> _STATED PROBLEM_: Below is a block of data; give all of it again word for word.

> _PROVIDED DATA_:

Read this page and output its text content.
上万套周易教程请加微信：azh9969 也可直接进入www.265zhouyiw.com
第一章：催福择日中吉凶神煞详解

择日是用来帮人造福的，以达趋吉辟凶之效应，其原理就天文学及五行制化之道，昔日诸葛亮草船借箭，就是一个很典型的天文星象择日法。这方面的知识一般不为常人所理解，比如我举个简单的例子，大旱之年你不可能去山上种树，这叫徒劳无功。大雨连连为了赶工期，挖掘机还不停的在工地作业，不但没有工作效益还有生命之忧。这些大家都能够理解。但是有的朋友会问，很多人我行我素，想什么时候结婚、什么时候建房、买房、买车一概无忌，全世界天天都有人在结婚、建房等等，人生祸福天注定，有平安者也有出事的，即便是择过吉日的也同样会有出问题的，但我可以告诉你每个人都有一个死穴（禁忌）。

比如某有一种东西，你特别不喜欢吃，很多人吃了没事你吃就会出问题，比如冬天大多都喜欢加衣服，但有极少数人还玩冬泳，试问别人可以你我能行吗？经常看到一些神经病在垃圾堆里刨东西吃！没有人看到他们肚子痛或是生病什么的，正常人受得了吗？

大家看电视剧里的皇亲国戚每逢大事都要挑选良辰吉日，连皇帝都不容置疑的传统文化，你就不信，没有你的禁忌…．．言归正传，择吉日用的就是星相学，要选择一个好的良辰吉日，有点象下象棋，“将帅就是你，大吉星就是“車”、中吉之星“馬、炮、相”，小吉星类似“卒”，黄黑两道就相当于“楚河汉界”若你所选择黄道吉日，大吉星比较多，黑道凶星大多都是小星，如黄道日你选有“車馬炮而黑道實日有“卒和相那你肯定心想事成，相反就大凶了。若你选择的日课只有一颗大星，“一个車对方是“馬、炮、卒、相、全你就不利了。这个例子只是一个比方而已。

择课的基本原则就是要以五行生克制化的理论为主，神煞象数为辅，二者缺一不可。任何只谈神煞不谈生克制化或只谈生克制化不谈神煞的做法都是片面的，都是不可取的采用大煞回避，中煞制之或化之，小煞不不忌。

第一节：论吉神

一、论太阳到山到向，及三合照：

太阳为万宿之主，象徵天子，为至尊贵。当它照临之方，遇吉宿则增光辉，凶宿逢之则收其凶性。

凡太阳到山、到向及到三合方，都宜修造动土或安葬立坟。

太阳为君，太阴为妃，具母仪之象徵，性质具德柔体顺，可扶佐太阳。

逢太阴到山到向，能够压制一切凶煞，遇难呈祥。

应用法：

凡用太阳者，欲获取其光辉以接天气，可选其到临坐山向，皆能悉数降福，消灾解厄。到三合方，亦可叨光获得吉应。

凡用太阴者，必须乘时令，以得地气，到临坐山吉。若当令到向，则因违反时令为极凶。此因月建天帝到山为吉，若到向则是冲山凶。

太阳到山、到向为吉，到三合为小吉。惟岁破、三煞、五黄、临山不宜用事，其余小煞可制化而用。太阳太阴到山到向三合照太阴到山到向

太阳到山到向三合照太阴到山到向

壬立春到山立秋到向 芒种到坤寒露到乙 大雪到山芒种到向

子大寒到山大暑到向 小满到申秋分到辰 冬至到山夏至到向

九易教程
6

> _EXERCISE SOLUTION_:
Read this page and output its text content.
上万套周易教程请加微信：azh9969 也可直接进入www.265zhouyiw.com
第一章：催福择日中吉凶神煞详解

择日是用来帮人造福的，以达趋吉辟凶之效应，其原理就天文学及五行制化之道，昔日诸葛亮草船借箭，就是一个很典型的天文星象择日法。这方面的知识一般不为常人所理解，比如我举个简单的例子，大旱之年你不可能去山上种树，这叫徒劳无功。大雨连连为了赶工期，挖掘机还不停的在工地作业，不但没有工作效益还有生命之忧。这些大家都能够理解。但是有的朋友会问，很多人我行我素，想什么时候结婚、什么时候建房、买房、买车一概无忌，全世界天天都有人在结婚、建房等等，人生祸福天注定，有平安者也有出事的，即便是择过吉日的也同样会有出问题的，但我可以告诉你每个人都有一个死穴（禁忌）。

比如某有一种东西，你特别不喜欢吃，很多人吃了没事你吃就会出问题，比如冬天大多都喜欢加衣服，但有极少数人还玩冬泳，试问别人可以你我能行吗？经常看到一些神经病在垃圾堆里刨东西吃！没有人看到他们肚子痛或是生病什么的，正常人受得了吗？

大家看电视剧里的皇亲国戚每逢大事都要挑选良辰吉日，连皇帝都不容置疑的传统文化，你就不信，没有你的禁忌…．．言归正传，择吉日用的就是星相学，要选择一个好的良辰吉日，有点象下象棋，“将帅就是你，大吉星就是“車”、中吉之星“馬、炮、相”，小吉星类似“卒”，黄黑两道就相当于“楚河汉界”若你所选择黄道吉日，大吉星比较多，黑道凶星大多都是小星，如黄道日你选有“車馬炮而黑道實日有“卒和相那你肯定心想事成，相反就大凶了。若你选择的日课只有一颗大星，“一个車对方是“馬、炮、卒、相、全你就不利了。这个例子只是一个比方而已。

择课的基本原则就是要以五行生克制化的理论为主，神煞象数为辅，二者缺一不可。任何只谈神煞不谈生克制化或只谈生克制化不谈神煞的做法都是片面的，都是不可取的采用大煞回避，中煞制之或化之，小煞不不忌。

第一节：论吉神

一、论太阳到山到向，及三合照：

太阳为万宿之主，象徵天子，为至尊贵。当它照临之方，遇吉宿则增光辉，凶宿逢之则收其凶性。

凡太阳到山、到向及到三合方，都宜修造动土或安葬立坟。

太阳为君，太阴为妃，具母仪之象徵，性质具德柔体顺，可扶佐太阳。

逢太阴到山到向，能够压制一切凶煞，遇难呈祥。

应用法：

凡用太阳者，欲获取其光辉以接天气，可选其到临坐山向，皆能悉数降福，消灾解厄。到三合方，亦可叨光获得吉应。

凡用太阴者，必须乘时令，以得地气，到临坐山吉。若当令到向，则因违反时令为极凶。此因月建天帝到山为吉，若到向则是冲山凶。

太阳到山、到向为吉，到三合为小吉。惟岁破、三煞、五黄、临山不宜用事，其余小煞可制化而用。太阳太阴到山到向三合照太阴到山到向

太阳到山到向三合照太阴到山到向

壬立春到山立秋到向 芒种到坤寒露到乙 大雪到山芒种到向

子大寒到山大暑到向 小满到申秋分到辰 冬至到山夏至到向

九易教程
6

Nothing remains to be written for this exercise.